Records from a dataset:
-- START --
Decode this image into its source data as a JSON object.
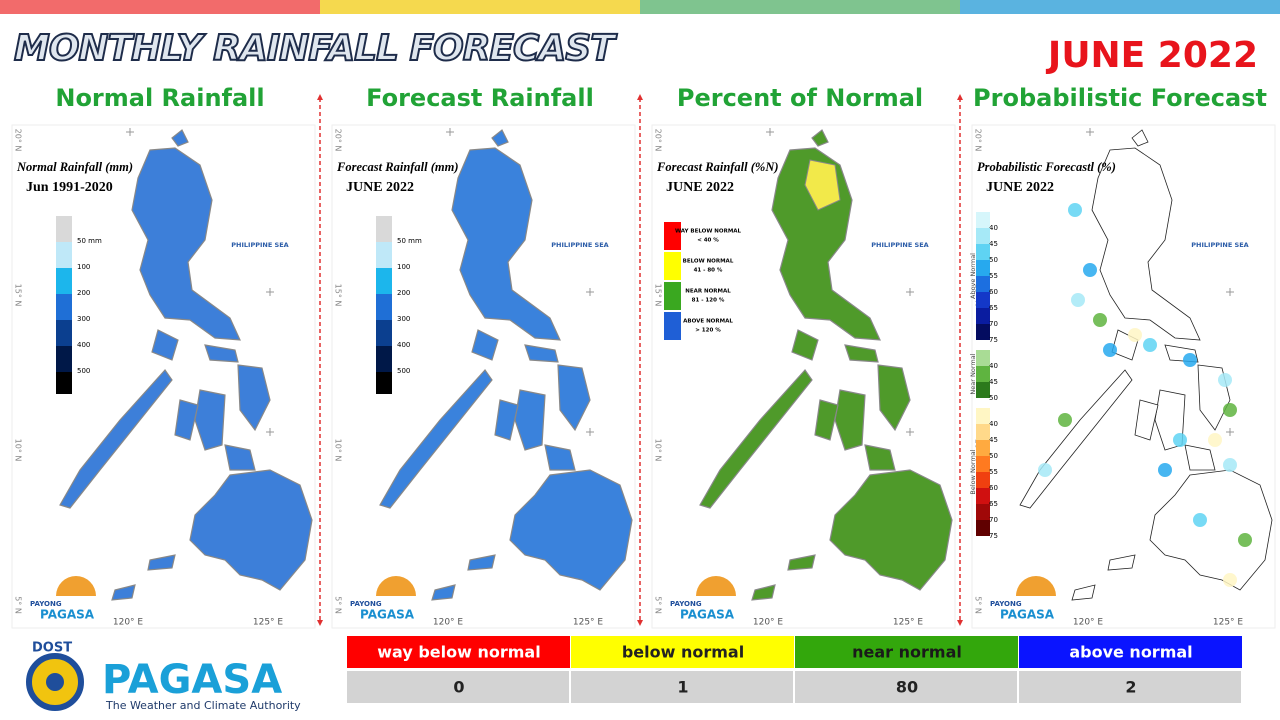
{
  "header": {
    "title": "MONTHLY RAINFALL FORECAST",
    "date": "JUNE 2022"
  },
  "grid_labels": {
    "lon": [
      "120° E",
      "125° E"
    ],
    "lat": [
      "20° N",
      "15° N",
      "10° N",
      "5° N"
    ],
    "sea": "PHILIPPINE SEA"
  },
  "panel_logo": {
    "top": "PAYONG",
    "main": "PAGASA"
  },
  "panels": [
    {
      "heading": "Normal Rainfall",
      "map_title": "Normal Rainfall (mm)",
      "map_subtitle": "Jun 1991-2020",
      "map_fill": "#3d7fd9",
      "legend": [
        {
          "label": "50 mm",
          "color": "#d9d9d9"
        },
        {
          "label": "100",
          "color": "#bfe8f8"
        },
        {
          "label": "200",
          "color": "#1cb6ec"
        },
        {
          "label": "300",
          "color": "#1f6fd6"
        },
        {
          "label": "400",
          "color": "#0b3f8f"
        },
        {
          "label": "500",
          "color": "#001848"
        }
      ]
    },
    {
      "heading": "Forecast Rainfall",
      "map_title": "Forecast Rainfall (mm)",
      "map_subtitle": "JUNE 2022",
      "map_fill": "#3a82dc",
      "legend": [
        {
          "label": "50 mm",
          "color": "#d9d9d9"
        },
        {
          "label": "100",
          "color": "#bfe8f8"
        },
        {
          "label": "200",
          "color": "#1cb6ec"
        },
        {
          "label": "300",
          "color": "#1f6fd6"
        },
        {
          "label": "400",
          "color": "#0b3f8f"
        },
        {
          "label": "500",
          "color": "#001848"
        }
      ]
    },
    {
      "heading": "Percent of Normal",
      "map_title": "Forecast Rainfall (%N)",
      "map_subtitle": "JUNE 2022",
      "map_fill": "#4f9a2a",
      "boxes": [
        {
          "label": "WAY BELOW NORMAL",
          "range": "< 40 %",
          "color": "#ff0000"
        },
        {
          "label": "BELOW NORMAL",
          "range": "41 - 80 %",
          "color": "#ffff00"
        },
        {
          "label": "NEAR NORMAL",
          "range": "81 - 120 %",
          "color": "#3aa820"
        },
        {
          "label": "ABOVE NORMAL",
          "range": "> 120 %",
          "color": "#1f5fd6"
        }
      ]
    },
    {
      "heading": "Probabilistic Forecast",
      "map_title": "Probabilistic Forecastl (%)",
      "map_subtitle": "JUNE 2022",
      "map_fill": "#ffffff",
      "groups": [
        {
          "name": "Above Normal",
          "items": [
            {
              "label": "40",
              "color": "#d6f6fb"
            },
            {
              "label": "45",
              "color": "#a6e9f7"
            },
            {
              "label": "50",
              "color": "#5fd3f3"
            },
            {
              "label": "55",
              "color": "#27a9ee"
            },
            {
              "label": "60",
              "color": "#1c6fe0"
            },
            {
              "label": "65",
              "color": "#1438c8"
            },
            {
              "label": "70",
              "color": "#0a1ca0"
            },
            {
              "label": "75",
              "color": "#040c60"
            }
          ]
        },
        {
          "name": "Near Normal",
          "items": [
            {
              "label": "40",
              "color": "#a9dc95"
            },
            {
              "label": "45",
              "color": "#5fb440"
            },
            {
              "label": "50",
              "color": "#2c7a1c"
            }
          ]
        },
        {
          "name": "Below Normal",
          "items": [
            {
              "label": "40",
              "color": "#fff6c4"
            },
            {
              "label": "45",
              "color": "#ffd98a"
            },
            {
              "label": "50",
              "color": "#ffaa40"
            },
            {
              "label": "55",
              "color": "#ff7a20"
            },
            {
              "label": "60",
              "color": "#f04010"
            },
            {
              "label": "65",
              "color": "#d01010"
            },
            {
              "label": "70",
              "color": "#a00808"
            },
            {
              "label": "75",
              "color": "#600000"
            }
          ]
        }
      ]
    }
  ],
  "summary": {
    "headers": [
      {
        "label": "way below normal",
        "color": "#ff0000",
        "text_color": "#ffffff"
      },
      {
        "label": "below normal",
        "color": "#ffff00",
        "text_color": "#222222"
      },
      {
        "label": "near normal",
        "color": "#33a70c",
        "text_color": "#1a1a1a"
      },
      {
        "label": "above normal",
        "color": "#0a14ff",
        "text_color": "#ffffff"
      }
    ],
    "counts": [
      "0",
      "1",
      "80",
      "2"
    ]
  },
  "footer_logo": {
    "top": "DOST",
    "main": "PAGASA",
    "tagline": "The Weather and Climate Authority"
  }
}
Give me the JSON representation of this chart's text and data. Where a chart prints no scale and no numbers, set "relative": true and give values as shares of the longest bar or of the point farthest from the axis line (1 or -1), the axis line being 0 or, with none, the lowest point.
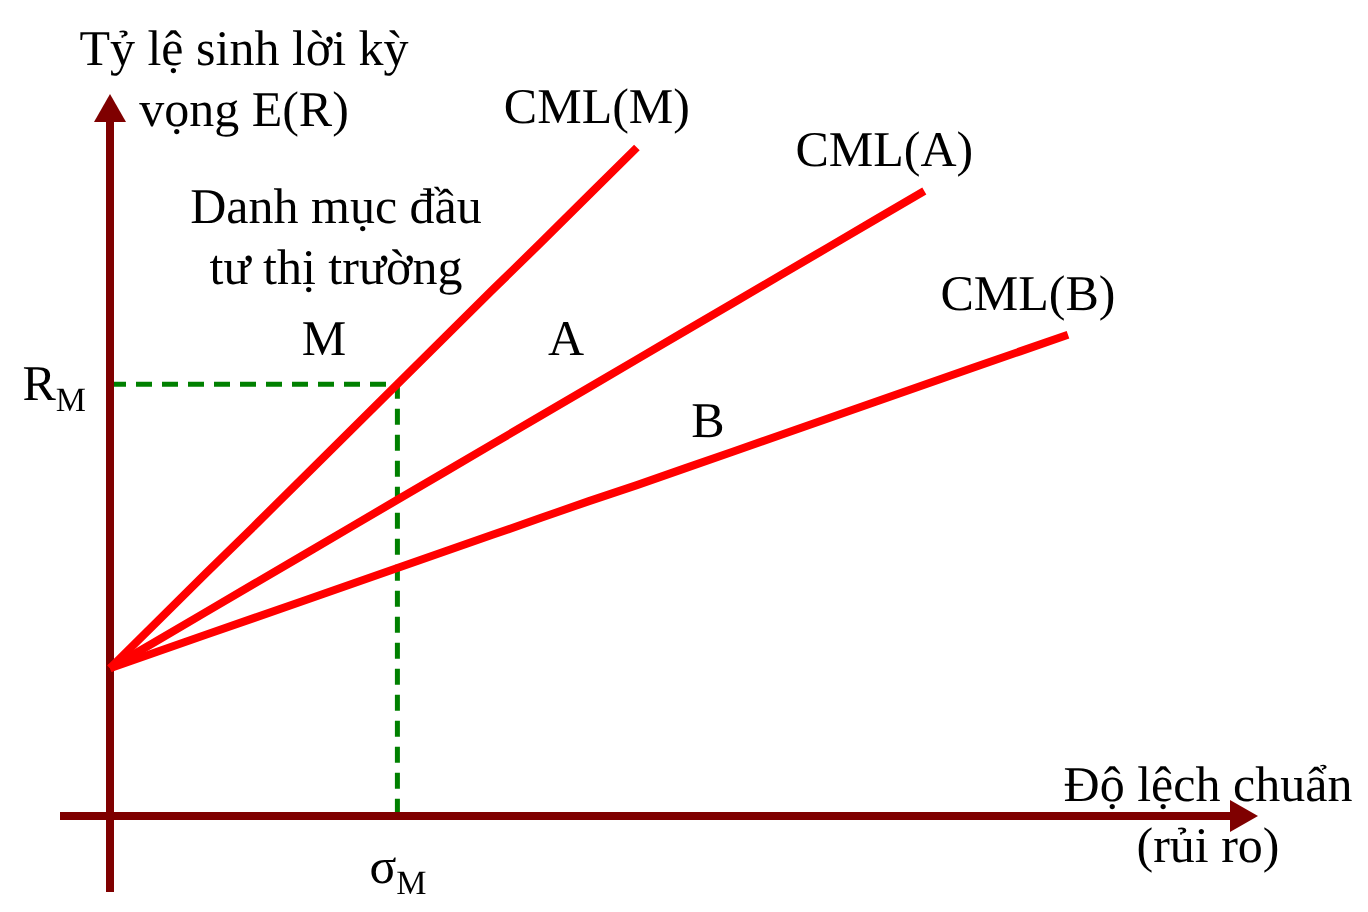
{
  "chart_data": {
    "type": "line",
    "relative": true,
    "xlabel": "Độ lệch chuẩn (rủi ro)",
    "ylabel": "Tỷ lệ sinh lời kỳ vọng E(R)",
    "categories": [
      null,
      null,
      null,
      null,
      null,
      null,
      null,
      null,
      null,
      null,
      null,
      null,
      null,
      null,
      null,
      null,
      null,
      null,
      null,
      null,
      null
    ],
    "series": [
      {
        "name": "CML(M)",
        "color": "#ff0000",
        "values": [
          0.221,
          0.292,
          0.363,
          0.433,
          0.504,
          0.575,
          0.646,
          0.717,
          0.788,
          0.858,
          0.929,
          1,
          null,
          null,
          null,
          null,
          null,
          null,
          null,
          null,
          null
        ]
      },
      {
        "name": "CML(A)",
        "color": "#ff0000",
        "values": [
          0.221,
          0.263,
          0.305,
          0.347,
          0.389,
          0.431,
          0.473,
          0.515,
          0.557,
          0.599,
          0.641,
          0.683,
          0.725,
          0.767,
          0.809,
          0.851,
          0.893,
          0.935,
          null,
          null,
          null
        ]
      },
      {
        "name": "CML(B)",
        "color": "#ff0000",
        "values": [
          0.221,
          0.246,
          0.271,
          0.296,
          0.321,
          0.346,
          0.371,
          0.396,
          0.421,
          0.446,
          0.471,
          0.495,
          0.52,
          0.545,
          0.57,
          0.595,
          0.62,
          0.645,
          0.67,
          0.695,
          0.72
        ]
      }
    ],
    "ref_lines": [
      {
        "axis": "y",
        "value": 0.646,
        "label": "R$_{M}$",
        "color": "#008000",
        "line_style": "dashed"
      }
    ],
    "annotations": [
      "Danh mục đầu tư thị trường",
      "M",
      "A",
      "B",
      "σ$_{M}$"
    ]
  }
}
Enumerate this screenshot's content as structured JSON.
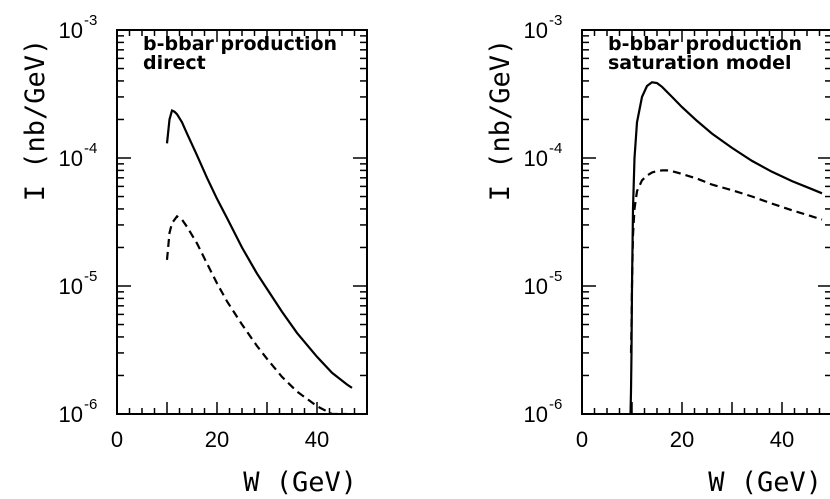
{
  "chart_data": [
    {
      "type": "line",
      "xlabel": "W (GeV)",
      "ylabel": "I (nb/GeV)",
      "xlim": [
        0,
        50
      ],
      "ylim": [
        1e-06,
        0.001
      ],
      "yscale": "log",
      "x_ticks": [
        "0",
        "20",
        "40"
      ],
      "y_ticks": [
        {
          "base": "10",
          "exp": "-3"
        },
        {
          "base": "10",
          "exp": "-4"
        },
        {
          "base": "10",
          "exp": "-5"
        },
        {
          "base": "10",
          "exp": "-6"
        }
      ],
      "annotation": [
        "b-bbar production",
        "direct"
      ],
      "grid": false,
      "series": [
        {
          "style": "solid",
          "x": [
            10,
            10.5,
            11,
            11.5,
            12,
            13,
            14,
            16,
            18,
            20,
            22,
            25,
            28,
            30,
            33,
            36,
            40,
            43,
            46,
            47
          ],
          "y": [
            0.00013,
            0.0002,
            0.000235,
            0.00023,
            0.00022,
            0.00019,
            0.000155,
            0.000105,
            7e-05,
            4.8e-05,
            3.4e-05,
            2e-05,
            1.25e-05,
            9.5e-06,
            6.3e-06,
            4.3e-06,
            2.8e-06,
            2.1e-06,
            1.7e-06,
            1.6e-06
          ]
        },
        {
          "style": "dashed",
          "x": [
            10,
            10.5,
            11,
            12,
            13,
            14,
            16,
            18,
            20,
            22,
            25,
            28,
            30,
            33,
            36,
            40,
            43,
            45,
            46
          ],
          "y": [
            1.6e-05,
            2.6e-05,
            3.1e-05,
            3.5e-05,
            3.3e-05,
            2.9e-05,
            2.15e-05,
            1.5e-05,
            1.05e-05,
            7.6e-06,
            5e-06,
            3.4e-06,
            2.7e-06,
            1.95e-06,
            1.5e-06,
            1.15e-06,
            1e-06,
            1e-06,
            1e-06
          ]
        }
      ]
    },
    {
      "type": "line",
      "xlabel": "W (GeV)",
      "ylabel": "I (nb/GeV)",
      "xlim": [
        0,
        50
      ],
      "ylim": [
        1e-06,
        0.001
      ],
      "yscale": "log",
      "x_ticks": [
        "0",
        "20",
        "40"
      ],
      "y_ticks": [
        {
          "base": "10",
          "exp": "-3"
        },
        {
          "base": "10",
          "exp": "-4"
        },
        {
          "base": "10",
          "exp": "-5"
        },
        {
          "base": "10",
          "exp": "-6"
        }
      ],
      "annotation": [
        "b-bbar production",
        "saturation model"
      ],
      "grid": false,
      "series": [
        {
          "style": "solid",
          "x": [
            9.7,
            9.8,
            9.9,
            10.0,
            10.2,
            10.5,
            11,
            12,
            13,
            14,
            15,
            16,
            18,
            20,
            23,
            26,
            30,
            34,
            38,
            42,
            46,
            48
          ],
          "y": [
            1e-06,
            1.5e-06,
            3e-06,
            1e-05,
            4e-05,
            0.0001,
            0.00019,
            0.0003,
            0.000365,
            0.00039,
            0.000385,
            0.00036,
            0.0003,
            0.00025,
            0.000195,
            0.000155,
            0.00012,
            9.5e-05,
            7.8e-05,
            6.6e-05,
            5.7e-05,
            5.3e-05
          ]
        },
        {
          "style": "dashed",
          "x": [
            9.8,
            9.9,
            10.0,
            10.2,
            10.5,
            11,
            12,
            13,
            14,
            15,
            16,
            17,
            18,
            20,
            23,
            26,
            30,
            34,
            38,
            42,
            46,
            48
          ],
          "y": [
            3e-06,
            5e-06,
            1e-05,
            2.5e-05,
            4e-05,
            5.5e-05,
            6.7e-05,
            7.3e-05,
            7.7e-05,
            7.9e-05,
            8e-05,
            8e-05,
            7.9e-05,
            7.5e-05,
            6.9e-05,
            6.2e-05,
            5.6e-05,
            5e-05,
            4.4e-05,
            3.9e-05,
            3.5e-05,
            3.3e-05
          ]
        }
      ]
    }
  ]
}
-- END --
_JOB_
Filter the records for lines holding the string "this". Copy each one.

_TASK OUTPUT_
Decode this image into its source data as a JSON object.
Give me the JSON representation of this chart's text and data. Where a chart prints no scale and no numbers, set "relative": true and give values as shares of the longest bar or of the point farthest from the axis line (1 or -1), the axis line being 0 or, with none, the lowest point.
Enumerate this screenshot's content as structured JSON.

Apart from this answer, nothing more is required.